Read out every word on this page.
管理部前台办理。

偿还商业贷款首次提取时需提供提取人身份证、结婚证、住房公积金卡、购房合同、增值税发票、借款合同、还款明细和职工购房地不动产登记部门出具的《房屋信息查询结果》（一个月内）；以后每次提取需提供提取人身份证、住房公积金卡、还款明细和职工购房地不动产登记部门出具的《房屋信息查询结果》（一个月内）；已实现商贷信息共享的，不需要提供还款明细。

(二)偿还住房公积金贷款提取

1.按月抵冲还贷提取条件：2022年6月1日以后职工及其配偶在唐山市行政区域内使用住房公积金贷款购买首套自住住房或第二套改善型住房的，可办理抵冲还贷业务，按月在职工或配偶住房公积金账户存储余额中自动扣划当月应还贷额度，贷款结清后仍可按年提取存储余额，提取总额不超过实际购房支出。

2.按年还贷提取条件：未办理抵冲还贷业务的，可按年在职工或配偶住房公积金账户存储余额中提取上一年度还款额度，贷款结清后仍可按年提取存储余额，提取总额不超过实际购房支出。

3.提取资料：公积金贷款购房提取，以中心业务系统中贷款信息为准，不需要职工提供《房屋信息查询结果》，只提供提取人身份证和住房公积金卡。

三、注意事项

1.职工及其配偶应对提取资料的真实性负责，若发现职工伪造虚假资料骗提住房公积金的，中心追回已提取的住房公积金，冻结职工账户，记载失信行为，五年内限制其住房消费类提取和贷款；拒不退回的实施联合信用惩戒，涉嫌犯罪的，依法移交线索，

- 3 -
· · · ·
__WHAT TO DO__
Print all the data exactly.

__CORRECT ANSWER__
Read out every word on this page.
管理部前台办理。

偿还商业贷款首次提取时需提供提取人身份证、结婚证、住房公积金卡、购房合同、增值税发票、借款合同、还款明细和职工购房地不动产登记部门出具的《房屋信息查询结果》（一个月内）；以后每次提取需提供提取人身份证、住房公积金卡、还款明细和职工购房地不动产登记部门出具的《房屋信息查询结果》（一个月内）；已实现商贷信息共享的，不需要提供还款明细。

(二)偿还住房公积金贷款提取

1.按月抵冲还贷提取条件：2022年6月1日以后职工及其配偶在唐山市行政区域内使用住房公积金贷款购买首套自住住房或第二套改善型住房的，可办理抵冲还贷业务，按月在职工或配偶住房公积金账户存储余额中自动扣划当月应还贷额度，贷款结清后仍可按年提取存储余额，提取总额不超过实际购房支出。

2.按年还贷提取条件：未办理抵冲还贷业务的，可按年在职工或配偶住房公积金账户存储余额中提取上一年度还款额度，贷款结清后仍可按年提取存储余额，提取总额不超过实际购房支出。

3.提取资料：公积金贷款购房提取，以中心业务系统中贷款信息为准，不需要职工提供《房屋信息查询结果》，只提供提取人身份证和住房公积金卡。

三、注意事项

1.职工及其配偶应对提取资料的真实性负责，若发现职工伪造虚假资料骗提住房公积金的，中心追回已提取的住房公积金，冻结职工账户，记载失信行为，五年内限制其住房消费类提取和贷款；拒不退回的实施联合信用惩戒，涉嫌犯罪的，依法移交线索，

- 3 -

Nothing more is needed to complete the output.